[start of Stored rows]

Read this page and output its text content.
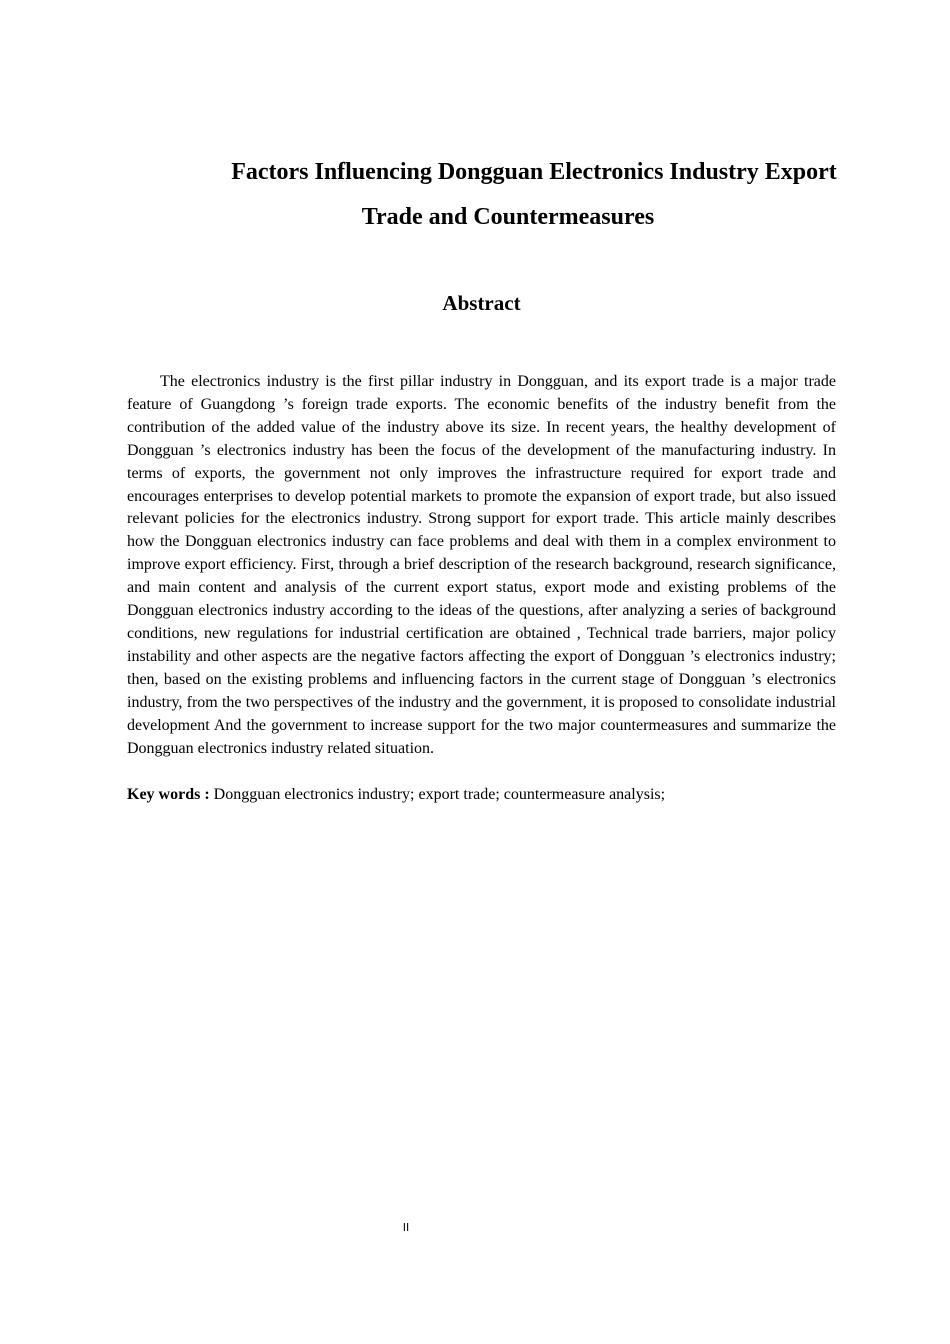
Factors Influencing Dongguan Electronics Industry Export
Trade and Countermeasures
Abstract

The electronics industry is the first pillar industry in Dongguan, and its export trade is a major trade feature of Guangdong ’s foreign trade exports. The economic benefits of the industry benefit from the contribution of the added value of the industry above its size. In recent years, the healthy development of Dongguan ’s electronics industry has been the focus of the development of the manufacturing industry. In terms of exports, the government not only improves the infrastructure required for export trade and encourages enterprises to develop potential markets to promote the expansion of export trade, but also issued relevant policies for the electronics industry. Strong support for export trade. This article mainly describes how the Dongguan electronics industry can face problems and deal with them in a complex environment to improve export efficiency. First, through a brief description of the research background, research significance, and main content and analysis of the current export status, export mode and existing problems of the Dongguan electronics industry according to the ideas of the questions, after analyzing a series of background conditions, new regulations for industrial certification are obtained , Technical trade barriers, major policy instability and other aspects are the negative factors affecting the export of Dongguan ’s electronics industry; then, based on the existing problems and influencing factors in the current stage of Dongguan ’s electronics industry, from the two perspectives of the industry and the government, it is proposed to consolidate industrial development And the government to increase support for the two major countermeasures and summarize the Dongguan electronics industry related situation.

Key words : Dongguan electronics industry; export trade; countermeasure analysis;

II
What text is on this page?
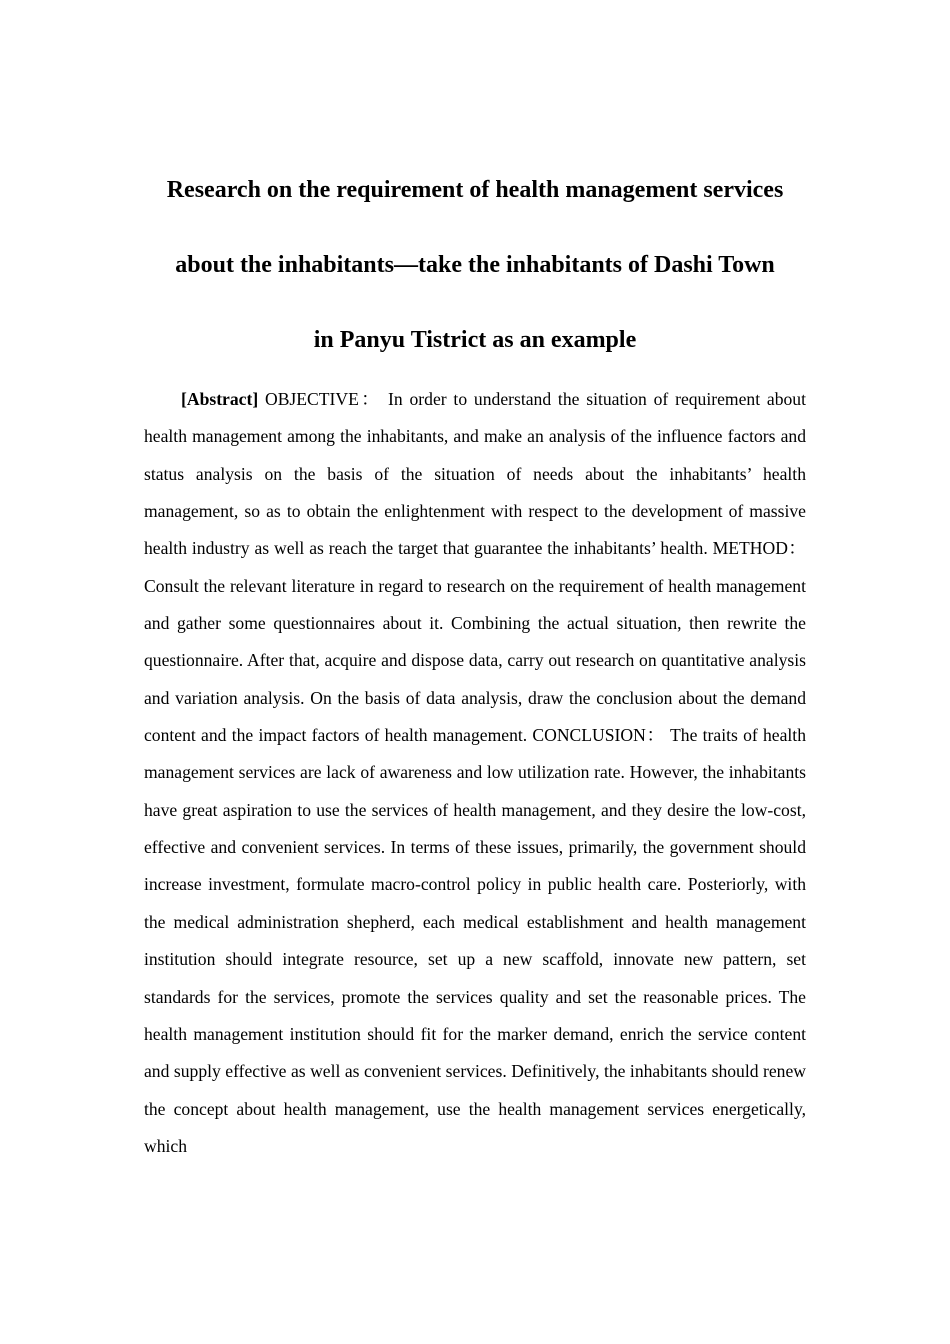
Research on the requirement of health management services
about the inhabitants—take the inhabitants of Dashi Town
in Panyu Tistrict as an example

[Abstract] OBJECTIVE： In order to understand the situation of requirement about health management among the inhabitants, and make an analysis of the influence factors and status analysis on the basis of the situation of needs about the inhabitants’ health management, so as to obtain the enlightenment with respect to the development of massive health industry as well as reach the target that guarantee the inhabitants’ health. METHOD：Consult the relevant literature in regard to research on the requirement of health management and gather some questionnaires about it. Combining the actual situation, then rewrite the questionnaire. After that, acquire and dispose data, carry out research on quantitative analysis and variation analysis. On the basis of data analysis, draw the conclusion about the demand content and the impact factors of health management. CONCLUSION： The traits of health management services are lack of awareness and low utilization rate. However, the inhabitants have great aspiration to use the services of health management, and they desire the low-cost, effective and convenient services. In terms of these issues, primarily, the government should increase investment, formulate macro-control policy in public health care. Posteriorly, with the medical administration shepherd, each medical establishment and health management institution should integrate resource, set up a new scaffold, innovate new pattern, set standards for the services, promote the services quality and set the reasonable prices. The health management institution should fit for the marker demand, enrich the service content and supply effective as well as convenient services. Definitively, the inhabitants should renew the concept about health management, use the health management services energetically, which
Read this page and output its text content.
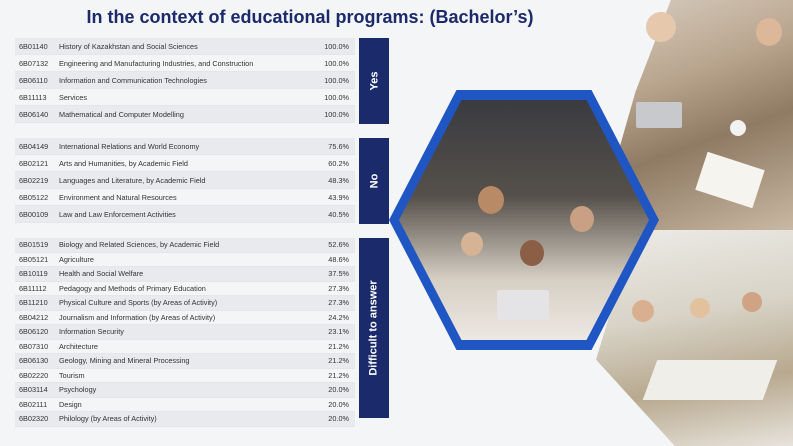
In the context of educational programs: (Bachelor’s)
6B01140	History of Kazakhstan and Social Sciences	100.0%
6B07132	Engineering and Manufacturing Industries, and Construction	100.0%
6B06110	Information and Communication Technologies	100.0%
6B11113	Services	100.0%
6B06140	Mathematical and Computer Modelling	100.0%
Yes
6B04149	International Relations and World Economy	75.6%
6B02121	Arts and Humanities, by Academic Field	60.2%
6B02219	Languages and Literature, by Academic Field	48.3%
6B05122	Environment and Natural Resources	43.9%
6B00109	Law and Law Enforcement Activities	40.5%
No
6B01519	Biology and Related Sciences, by Academic Field	52.6%
6B05121	Agriculture	48.6%
6B10119	Health and Social Welfare	37.5%
6B11112	Pedagogy and Methods of Primary Education	27.3%
6B11210	Physical Culture and Sports (by Areas of Activity)	27.3%
6B04212	Journalism and Information (by Areas of Activity)	24.2%
6B06120	Information Security	23.1%
6B07310	Architecture	21.2%
6B06130	Geology, Mining and Mineral Processing	21.2%
6B02220	Tourism	21.2%
6B03114	Psychology	20.0%
6B02111	Design	20.0%
6B02320	Philology (by Areas of Activity)	20.0%
Difficult to answer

[end of Stored rows]

Retype the data above exactly; pictures are not part of the copy.

Read this page and output its text content.
Factors Influencing Dongguan Electronics Industry Export
Trade and Countermeasures
Abstract

The electronics industry is the first pillar industry in Dongguan, and its export trade is a major trade feature of Guangdong ’s foreign trade exports. The economic benefits of the industry benefit from the contribution of the added value of the industry above its size. In recent years, the healthy development of Dongguan ’s electronics industry has been the focus of the development of the manufacturing industry. In terms of exports, the government not only improves the infrastructure required for export trade and encourages enterprises to develop potential markets to promote the expansion of export trade, but also issued relevant policies for the electronics industry. Strong support for export trade. This article mainly describes how the Dongguan electronics industry can face problems and deal with them in a complex environment to improve export efficiency. First, through a brief description of the research background, research significance, and main content and analysis of the current export status, export mode and existing problems of the Dongguan electronics industry according to the ideas of the questions, after analyzing a series of background conditions, new regulations for industrial certification are obtained , Technical trade barriers, major policy instability and other aspects are the negative factors affecting the export of Dongguan ’s electronics industry; then, based on the existing problems and influencing factors in the current stage of Dongguan ’s electronics industry, from the two perspectives of the industry and the government, it is proposed to consolidate industrial development And the government to increase support for the two major countermeasures and summarize the Dongguan electronics industry related situation.

Key words : Dongguan electronics industry; export trade; countermeasure analysis;

II
What text is on this page?
Research on the requirement of health management services
about the inhabitants—take the inhabitants of Dashi Town
in Panyu Tistrict as an example

[Abstract] OBJECTIVE： In order to understand the situation of requirement about health management among the inhabitants, and make an analysis of the influence factors and status analysis on the basis of the situation of needs about the inhabitants’ health management, so as to obtain the enlightenment with respect to the development of massive health industry as well as reach the target that guarantee the inhabitants’ health. METHOD：Consult the relevant literature in regard to research on the requirement of health management and gather some questionnaires about it. Combining the actual situation, then rewrite the questionnaire. After that, acquire and dispose data, carry out research on quantitative analysis and variation analysis. On the basis of data analysis, draw the conclusion about the demand content and the impact factors of health management. CONCLUSION： The traits of health management services are lack of awareness and low utilization rate. However, the inhabitants have great aspiration to use the services of health management, and they desire the low-cost, effective and convenient services. In terms of these issues, primarily, the government should increase investment, formulate macro-control policy in public health care. Posteriorly, with the medical administration shepherd, each medical establishment and health management institution should integrate resource, set up a new scaffold, innovate new pattern, set standards for the services, promote the services quality and set the reasonable prices. The health management institution should fit for the marker demand, enrich the service content and supply effective as well as convenient services. Definitively, the inhabitants should renew the concept about health management, use the health management services energetically, which
Read this page and output its text content.
In the context of educational programs: (Bachelor’s)
6B01140	History of Kazakhstan and Social Sciences	100.0%
6B07132	Engineering and Manufacturing Industries, and Construction	100.0%
6B06110	Information and Communication Technologies	100.0%
6B11113	Services	100.0%
6B06140	Mathematical and Computer Modelling	100.0%
Yes
6B04149	International Relations and World Economy	75.6%
6B02121	Arts and Humanities, by Academic Field	60.2%
6B02219	Languages and Literature, by Academic Field	48.3%
6B05122	Environment and Natural Resources	43.9%
6B00109	Law and Law Enforcement Activities	40.5%
No
6B01519	Biology and Related Sciences, by Academic Field	52.6%
6B05121	Agriculture	48.6%
6B10119	Health and Social Welfare	37.5%
6B11112	Pedagogy and Methods of Primary Education	27.3%
6B11210	Physical Culture and Sports (by Areas of Activity)	27.3%
6B04212	Journalism and Information (by Areas of Activity)	24.2%
6B06120	Information Security	23.1%
6B07310	Architecture	21.2%
6B06130	Geology, Mining and Mineral Processing	21.2%
6B02220	Tourism	21.2%
6B03114	Psychology	20.0%
6B02111	Design	20.0%
6B02320	Philology (by Areas of Activity)	20.0%
Difficult to answer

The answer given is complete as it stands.